▶ [Stated exercise]:
Reproduce the records that follow in full, excluding any picture they contain.

▶ [Data supplied]:
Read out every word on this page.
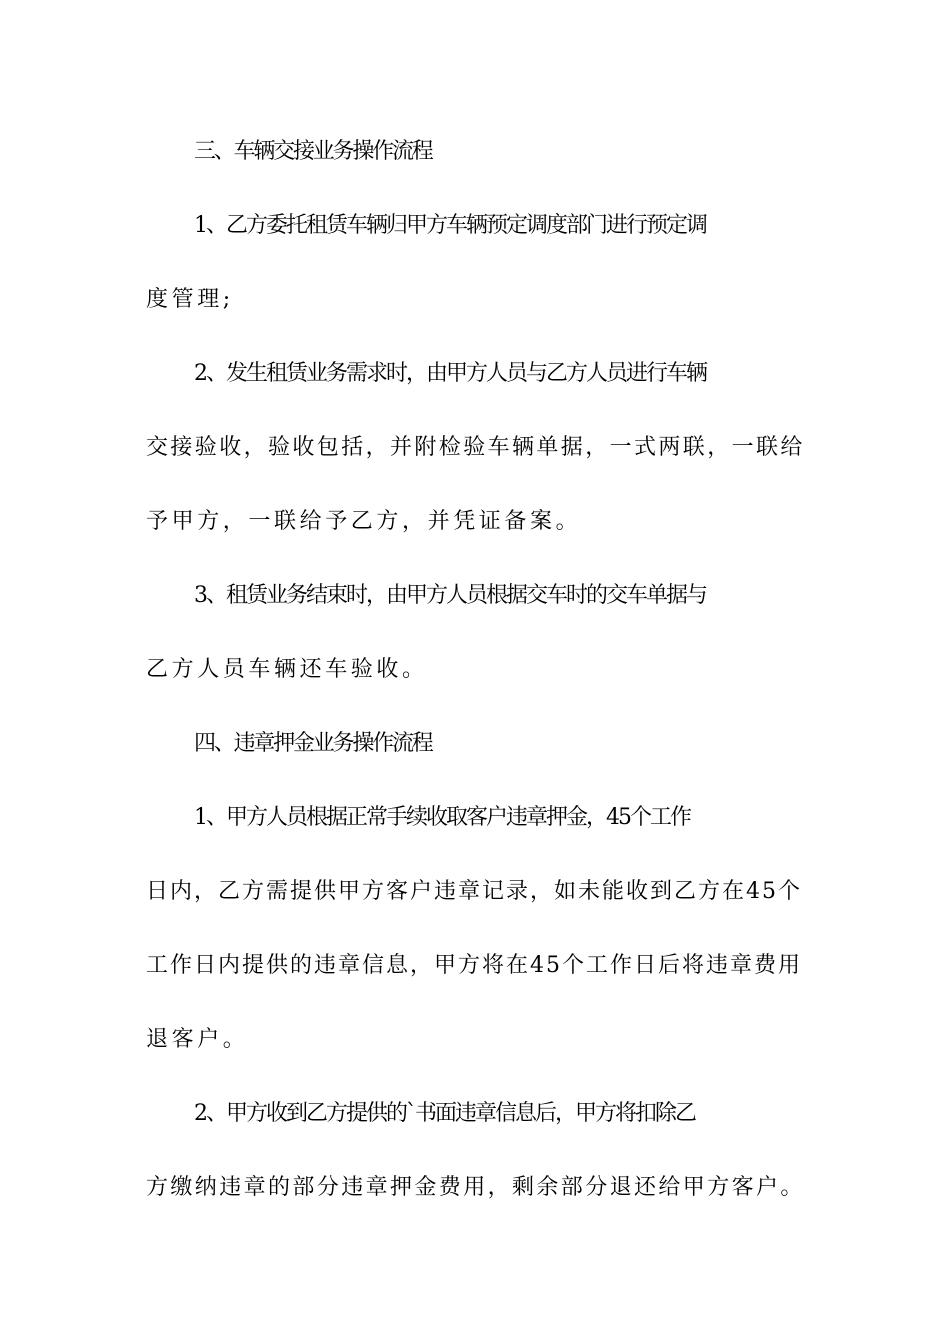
三、车辆交接业务操作流程
1、乙方委托租赁车辆归甲方车辆预定调度部门进行预定调
度管理;
2、发生租赁业务需求时，由甲方人员与乙方人员进行车辆
交接验收，验收包括，并附检验车辆单据，一式两联，一联给
予甲方，一联给予乙方，并凭证备案。
3、租赁业务结束时，由甲方人员根据交车时的交车单据与
乙方人员车辆还车验收。
四、违章押金业务操作流程
1、甲方人员根据正常手续收取客户违章押金，45个工作
日内，乙方需提供甲方客户违章记录，如未能收到乙方在45个
工作日内提供的违章信息，甲方将在45个工作日后将违章费用
退客户。
2、甲方收到乙方提供的`书面违章信息后，甲方将扣除乙
方缴纳违章的部分违章押金费用，剩余部分退还给甲方客户。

▶ [Result for this task]:
Read out every word on this page.
三、车辆交接业务操作流程
1、乙方委托租赁车辆归甲方车辆预定调度部门进行预定调
度管理;
2、发生租赁业务需求时，由甲方人员与乙方人员进行车辆
交接验收，验收包括，并附检验车辆单据，一式两联，一联给
予甲方，一联给予乙方，并凭证备案。
3、租赁业务结束时，由甲方人员根据交车时的交车单据与
乙方人员车辆还车验收。
四、违章押金业务操作流程
1、甲方人员根据正常手续收取客户违章押金，45个工作
日内，乙方需提供甲方客户违章记录，如未能收到乙方在45个
工作日内提供的违章信息，甲方将在45个工作日后将违章费用
退客户。
2、甲方收到乙方提供的`书面违章信息后，甲方将扣除乙
方缴纳违章的部分违章押金费用，剩余部分退还给甲方客户。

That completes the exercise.